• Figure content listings
________________________
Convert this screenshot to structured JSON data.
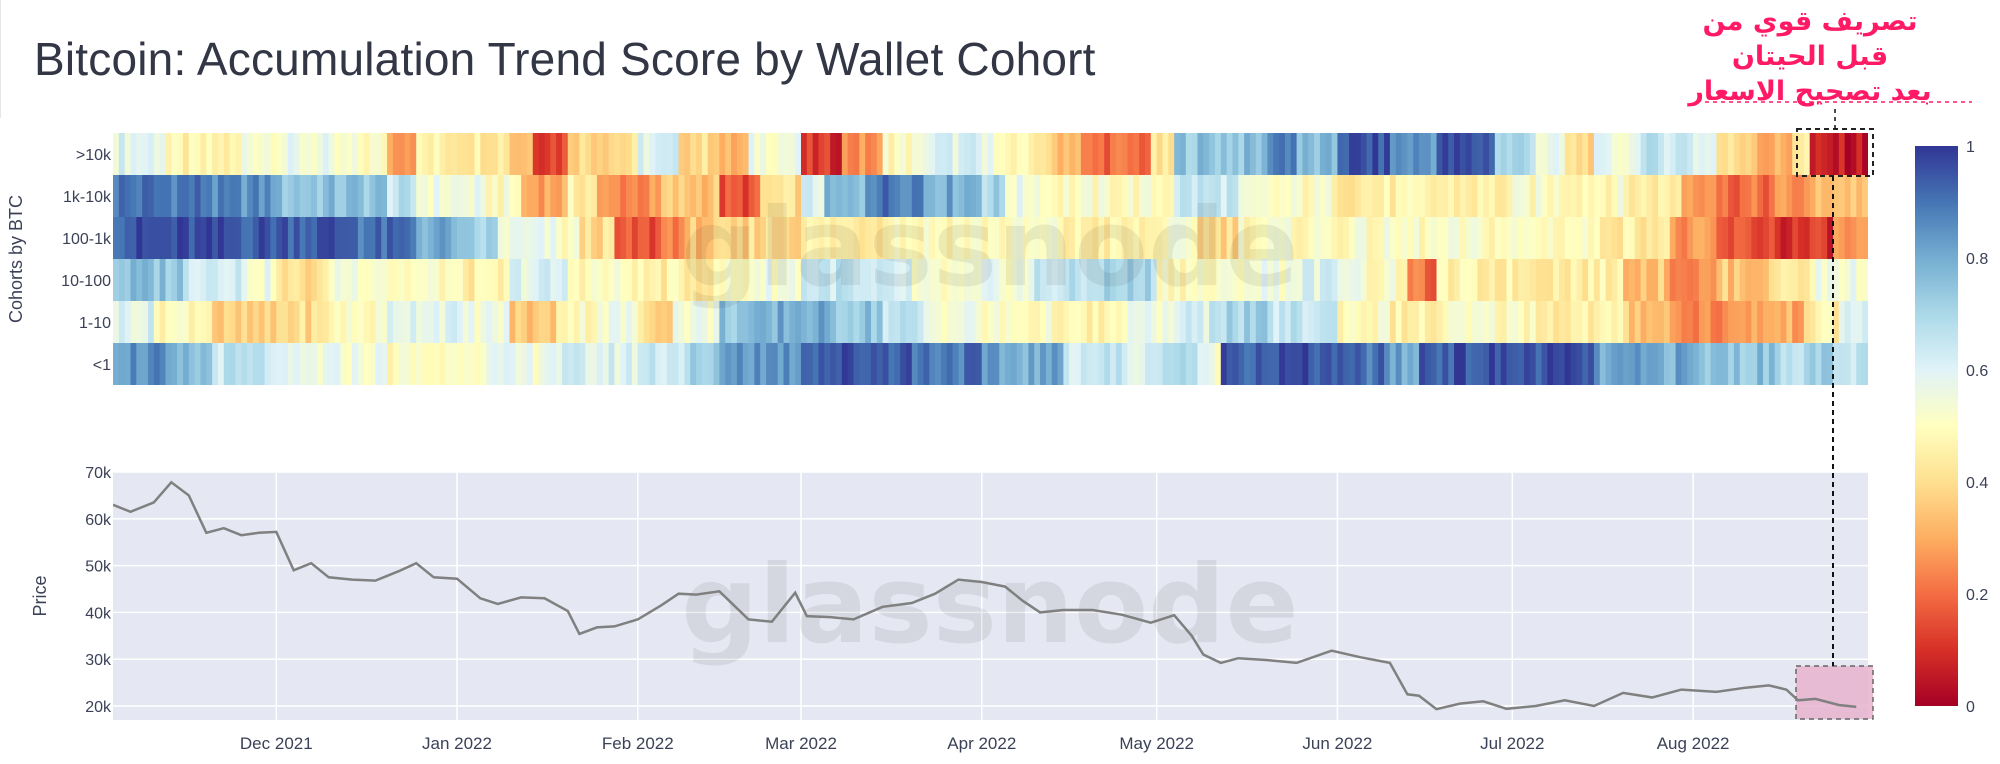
{
  "title": "Bitcoin: Accumulation Trend Score by Wallet Cohort",
  "annotation_lines": [
    "تصريف قوي من",
    "قبل الحيتان",
    "بعد تصحيح الاسعار"
  ],
  "watermark": "glassnode",
  "colors": {
    "annotation": "#ff1a66",
    "price_line": "#808080",
    "plot_bg": "#e5e8f2",
    "highlight_fill": "#e8b3cf",
    "colorscale": [
      "#a50026",
      "#d73027",
      "#f46d43",
      "#fdae61",
      "#fee090",
      "#ffffbf",
      "#e0f3f8",
      "#abd9e9",
      "#74add1",
      "#4575b4",
      "#313695"
    ]
  },
  "chart_data": [
    {
      "type": "heatmap",
      "ylabel": "Cohorts by BTC",
      "rows": [
        ">10k",
        "1k-10k",
        "100-1k",
        "10-100",
        "1-10",
        "<1"
      ],
      "x_range": [
        "2021-11-03",
        "2022-08-31"
      ],
      "colorbar": {
        "range": [
          0,
          1
        ],
        "ticks": [
          0,
          0.2,
          0.4,
          0.6,
          0.8,
          1
        ]
      },
      "segments": {
        ">10k": [
          [
            "2021-11-03",
            0.6
          ],
          [
            "2021-11-12",
            0.45
          ],
          [
            "2021-11-25",
            0.55
          ],
          [
            "2021-12-10",
            0.5
          ],
          [
            "2021-12-20",
            0.3
          ],
          [
            "2021-12-25",
            0.45
          ],
          [
            "2022-01-10",
            0.35
          ],
          [
            "2022-01-14",
            0.15
          ],
          [
            "2022-01-20",
            0.4
          ],
          [
            "2022-02-01",
            0.6
          ],
          [
            "2022-02-08",
            0.4
          ],
          [
            "2022-02-15",
            0.3
          ],
          [
            "2022-02-20",
            0.55
          ],
          [
            "2022-03-01",
            0.1
          ],
          [
            "2022-03-08",
            0.25
          ],
          [
            "2022-03-15",
            0.5
          ],
          [
            "2022-03-22",
            0.6
          ],
          [
            "2022-04-01",
            0.55
          ],
          [
            "2022-04-05",
            0.45
          ],
          [
            "2022-04-12",
            0.35
          ],
          [
            "2022-04-18",
            0.2
          ],
          [
            "2022-04-30",
            0.4
          ],
          [
            "2022-05-04",
            0.75
          ],
          [
            "2022-05-20",
            0.9
          ],
          [
            "2022-05-25",
            0.75
          ],
          [
            "2022-06-01",
            0.95
          ],
          [
            "2022-06-10",
            0.85
          ],
          [
            "2022-06-18",
            0.95
          ],
          [
            "2022-06-28",
            0.7
          ],
          [
            "2022-07-05",
            0.55
          ],
          [
            "2022-07-10",
            0.4
          ],
          [
            "2022-07-15",
            0.55
          ],
          [
            "2022-07-22",
            0.65
          ],
          [
            "2022-08-01",
            0.6
          ],
          [
            "2022-08-05",
            0.4
          ],
          [
            "2022-08-12",
            0.3
          ],
          [
            "2022-08-18",
            0.45
          ],
          [
            "2022-08-21",
            0.05
          ]
        ],
        "1k-10k": [
          [
            "2021-11-03",
            0.9
          ],
          [
            "2021-11-20",
            0.85
          ],
          [
            "2021-12-01",
            0.75
          ],
          [
            "2021-12-20",
            0.65
          ],
          [
            "2021-12-25",
            0.55
          ],
          [
            "2022-01-05",
            0.5
          ],
          [
            "2022-01-12",
            0.3
          ],
          [
            "2022-01-20",
            0.45
          ],
          [
            "2022-01-25",
            0.25
          ],
          [
            "2022-02-05",
            0.35
          ],
          [
            "2022-02-15",
            0.15
          ],
          [
            "2022-02-22",
            0.4
          ],
          [
            "2022-03-01",
            0.6
          ],
          [
            "2022-03-05",
            0.75
          ],
          [
            "2022-03-12",
            0.9
          ],
          [
            "2022-03-22",
            0.8
          ],
          [
            "2022-04-01",
            0.7
          ],
          [
            "2022-04-05",
            0.55
          ],
          [
            "2022-04-12",
            0.5
          ],
          [
            "2022-05-04",
            0.65
          ],
          [
            "2022-05-15",
            0.5
          ],
          [
            "2022-06-01",
            0.45
          ],
          [
            "2022-07-01",
            0.5
          ],
          [
            "2022-07-20",
            0.45
          ],
          [
            "2022-07-30",
            0.3
          ],
          [
            "2022-08-05",
            0.2
          ],
          [
            "2022-08-15",
            0.25
          ],
          [
            "2022-08-22",
            0.35
          ]
        ],
        "100-1k": [
          [
            "2021-11-03",
            0.95
          ],
          [
            "2021-12-01",
            0.95
          ],
          [
            "2021-12-15",
            0.9
          ],
          [
            "2021-12-25",
            0.8
          ],
          [
            "2022-01-01",
            0.7
          ],
          [
            "2022-01-08",
            0.55
          ],
          [
            "2022-01-18",
            0.5
          ],
          [
            "2022-01-22",
            0.4
          ],
          [
            "2022-01-28",
            0.15
          ],
          [
            "2022-02-05",
            0.25
          ],
          [
            "2022-02-10",
            0.35
          ],
          [
            "2022-02-20",
            0.4
          ],
          [
            "2022-03-01",
            0.45
          ],
          [
            "2022-03-15",
            0.5
          ],
          [
            "2022-04-01",
            0.5
          ],
          [
            "2022-04-15",
            0.45
          ],
          [
            "2022-05-01",
            0.5
          ],
          [
            "2022-05-08",
            0.4
          ],
          [
            "2022-05-15",
            0.5
          ],
          [
            "2022-06-01",
            0.5
          ],
          [
            "2022-07-01",
            0.5
          ],
          [
            "2022-07-15",
            0.45
          ],
          [
            "2022-07-28",
            0.25
          ],
          [
            "2022-08-05",
            0.15
          ],
          [
            "2022-08-15",
            0.1
          ],
          [
            "2022-08-25",
            0.25
          ]
        ],
        "10-100": [
          [
            "2021-11-03",
            0.75
          ],
          [
            "2021-11-15",
            0.65
          ],
          [
            "2021-11-25",
            0.55
          ],
          [
            "2021-12-01",
            0.4
          ],
          [
            "2021-12-10",
            0.55
          ],
          [
            "2021-12-20",
            0.5
          ],
          [
            "2022-01-01",
            0.45
          ],
          [
            "2022-01-10",
            0.6
          ],
          [
            "2022-01-20",
            0.5
          ],
          [
            "2022-02-01",
            0.45
          ],
          [
            "2022-02-15",
            0.5
          ],
          [
            "2022-02-20",
            0.55
          ],
          [
            "2022-03-01",
            0.65
          ],
          [
            "2022-03-10",
            0.6
          ],
          [
            "2022-03-20",
            0.5
          ],
          [
            "2022-04-01",
            0.55
          ],
          [
            "2022-04-10",
            0.65
          ],
          [
            "2022-04-20",
            0.7
          ],
          [
            "2022-05-01",
            0.5
          ],
          [
            "2022-05-15",
            0.55
          ],
          [
            "2022-05-25",
            0.6
          ],
          [
            "2022-06-05",
            0.5
          ],
          [
            "2022-06-13",
            0.2
          ],
          [
            "2022-06-18",
            0.45
          ],
          [
            "2022-07-01",
            0.45
          ],
          [
            "2022-07-20",
            0.35
          ],
          [
            "2022-07-28",
            0.25
          ],
          [
            "2022-08-05",
            0.35
          ],
          [
            "2022-08-15",
            0.45
          ],
          [
            "2022-08-22",
            0.55
          ]
        ],
        "1-10": [
          [
            "2021-11-03",
            0.6
          ],
          [
            "2021-11-10",
            0.5
          ],
          [
            "2021-11-20",
            0.35
          ],
          [
            "2021-12-01",
            0.4
          ],
          [
            "2021-12-10",
            0.5
          ],
          [
            "2021-12-20",
            0.6
          ],
          [
            "2022-01-01",
            0.55
          ],
          [
            "2022-01-10",
            0.35
          ],
          [
            "2022-01-18",
            0.5
          ],
          [
            "2022-01-25",
            0.55
          ],
          [
            "2022-02-01",
            0.4
          ],
          [
            "2022-02-07",
            0.55
          ],
          [
            "2022-02-15",
            0.75
          ],
          [
            "2022-02-25",
            0.8
          ],
          [
            "2022-03-05",
            0.75
          ],
          [
            "2022-03-15",
            0.65
          ],
          [
            "2022-03-22",
            0.55
          ],
          [
            "2022-04-01",
            0.5
          ],
          [
            "2022-04-15",
            0.45
          ],
          [
            "2022-04-25",
            0.55
          ],
          [
            "2022-05-04",
            0.6
          ],
          [
            "2022-05-10",
            0.7
          ],
          [
            "2022-05-20",
            0.65
          ],
          [
            "2022-06-01",
            0.5
          ],
          [
            "2022-06-10",
            0.45
          ],
          [
            "2022-06-20",
            0.5
          ],
          [
            "2022-07-05",
            0.45
          ],
          [
            "2022-07-20",
            0.35
          ],
          [
            "2022-07-28",
            0.25
          ],
          [
            "2022-08-10",
            0.3
          ],
          [
            "2022-08-20",
            0.45
          ],
          [
            "2022-08-26",
            0.6
          ]
        ],
        "<1": [
          [
            "2021-11-03",
            0.85
          ],
          [
            "2021-11-12",
            0.75
          ],
          [
            "2021-11-20",
            0.65
          ],
          [
            "2021-12-01",
            0.55
          ],
          [
            "2021-12-20",
            0.5
          ],
          [
            "2022-01-01",
            0.55
          ],
          [
            "2022-01-15",
            0.6
          ],
          [
            "2022-02-01",
            0.65
          ],
          [
            "2022-02-10",
            0.7
          ],
          [
            "2022-02-15",
            0.85
          ],
          [
            "2022-03-01",
            0.95
          ],
          [
            "2022-03-20",
            0.9
          ],
          [
            "2022-04-01",
            0.8
          ],
          [
            "2022-04-15",
            0.65
          ],
          [
            "2022-04-25",
            0.6
          ],
          [
            "2022-05-01",
            0.7
          ],
          [
            "2022-05-08",
            0.55
          ],
          [
            "2022-05-12",
            0.95
          ],
          [
            "2022-06-01",
            0.9
          ],
          [
            "2022-06-10",
            0.8
          ],
          [
            "2022-06-15",
            0.95
          ],
          [
            "2022-07-01",
            0.95
          ],
          [
            "2022-07-15",
            0.8
          ],
          [
            "2022-08-01",
            0.75
          ],
          [
            "2022-08-15",
            0.7
          ],
          [
            "2022-08-25",
            0.65
          ]
        ]
      }
    },
    {
      "type": "line",
      "ylabel": "Price",
      "yticks": [
        "20k",
        "30k",
        "40k",
        "50k",
        "60k",
        "70k"
      ],
      "ylim": [
        17000,
        70000
      ],
      "xticks": [
        {
          "date": "2021-12-01",
          "label": "Dec 2021"
        },
        {
          "date": "2022-01-01",
          "label": "Jan 2022"
        },
        {
          "date": "2022-02-01",
          "label": "Feb 2022"
        },
        {
          "date": "2022-03-01",
          "label": "Mar 2022"
        },
        {
          "date": "2022-04-01",
          "label": "Apr 2022"
        },
        {
          "date": "2022-05-01",
          "label": "May 2022"
        },
        {
          "date": "2022-06-01",
          "label": "Jun 2022"
        },
        {
          "date": "2022-07-01",
          "label": "Jul 2022"
        },
        {
          "date": "2022-08-01",
          "label": "Aug 2022"
        }
      ],
      "series": [
        {
          "x": [
            "2021-11-03",
            "2021-11-06",
            "2021-11-10",
            "2021-11-13",
            "2021-11-16",
            "2021-11-19",
            "2021-11-22",
            "2021-11-25",
            "2021-11-28",
            "2021-12-01",
            "2021-12-04",
            "2021-12-07",
            "2021-12-10",
            "2021-12-14",
            "2021-12-18",
            "2021-12-22",
            "2021-12-25",
            "2021-12-28",
            "2022-01-01",
            "2022-01-05",
            "2022-01-08",
            "2022-01-12",
            "2022-01-16",
            "2022-01-20",
            "2022-01-22",
            "2022-01-25",
            "2022-01-28",
            "2022-02-01",
            "2022-02-05",
            "2022-02-08",
            "2022-02-11",
            "2022-02-15",
            "2022-02-20",
            "2022-02-24",
            "2022-02-28",
            "2022-03-02",
            "2022-03-06",
            "2022-03-10",
            "2022-03-15",
            "2022-03-20",
            "2022-03-24",
            "2022-03-28",
            "2022-04-01",
            "2022-04-05",
            "2022-04-08",
            "2022-04-11",
            "2022-04-15",
            "2022-04-20",
            "2022-04-25",
            "2022-04-30",
            "2022-05-04",
            "2022-05-07",
            "2022-05-09",
            "2022-05-12",
            "2022-05-15",
            "2022-05-20",
            "2022-05-25",
            "2022-05-31",
            "2022-06-05",
            "2022-06-10",
            "2022-06-13",
            "2022-06-15",
            "2022-06-18",
            "2022-06-22",
            "2022-06-26",
            "2022-06-30",
            "2022-07-05",
            "2022-07-10",
            "2022-07-15",
            "2022-07-20",
            "2022-07-25",
            "2022-07-30",
            "2022-08-05",
            "2022-08-10",
            "2022-08-14",
            "2022-08-17",
            "2022-08-19",
            "2022-08-22",
            "2022-08-26",
            "2022-08-29"
          ],
          "y": [
            63000,
            61500,
            63500,
            67800,
            65000,
            57000,
            58000,
            56500,
            57000,
            57200,
            49000,
            50500,
            47500,
            47000,
            46800,
            48800,
            50500,
            47500,
            47200,
            43000,
            41800,
            43200,
            43000,
            40300,
            35400,
            36800,
            37000,
            38500,
            41500,
            44000,
            43800,
            44500,
            38500,
            38000,
            44200,
            39200,
            39000,
            38500,
            41200,
            42000,
            44000,
            47000,
            46500,
            45500,
            42500,
            40000,
            40500,
            40500,
            39500,
            37800,
            39400,
            35000,
            31000,
            29200,
            30200,
            29800,
            29200,
            31800,
            30400,
            29200,
            22500,
            22200,
            19300,
            20500,
            21000,
            19400,
            20000,
            21200,
            20000,
            22800,
            21800,
            23500,
            23000,
            23900,
            24400,
            23500,
            21200,
            21500,
            20200,
            19800
          ]
        }
      ]
    }
  ]
}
________________________
• OBJECTIVE
Determine how many lines of the entries above carry the string "date", and give that number alone.

• ANSWER IN FULL
9